(Written problem): Output all the material that follows, exactly as given.

(Available data):
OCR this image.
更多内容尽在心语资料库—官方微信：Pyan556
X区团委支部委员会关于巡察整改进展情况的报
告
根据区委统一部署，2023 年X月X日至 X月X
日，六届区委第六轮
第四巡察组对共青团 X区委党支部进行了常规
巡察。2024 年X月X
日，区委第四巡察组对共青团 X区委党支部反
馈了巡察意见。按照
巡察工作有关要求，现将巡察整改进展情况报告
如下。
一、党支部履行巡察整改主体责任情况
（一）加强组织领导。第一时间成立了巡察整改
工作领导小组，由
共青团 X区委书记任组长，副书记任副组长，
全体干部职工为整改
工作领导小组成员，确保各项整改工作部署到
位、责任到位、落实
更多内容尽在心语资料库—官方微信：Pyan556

(Output for this exercise):
OCR this image.
更多内容尽在心语资料库—官方微信：Pyan556
X区团委支部委员会关于巡察整改进展情况的报
告
根据区委统一部署，2023 年X月X日至 X月X
日，六届区委第六轮
第四巡察组对共青团 X区委党支部进行了常规
巡察。2024 年X月X
日，区委第四巡察组对共青团 X区委党支部反
馈了巡察意见。按照
巡察工作有关要求，现将巡察整改进展情况报告
如下。
一、党支部履行巡察整改主体责任情况
（一）加强组织领导。第一时间成立了巡察整改
工作领导小组，由
共青团 X区委书记任组长，副书记任副组长，
全体干部职工为整改
工作领导小组成员，确保各项整改工作部署到
位、责任到位、落实
更多内容尽在心语资料库—官方微信：Pyan556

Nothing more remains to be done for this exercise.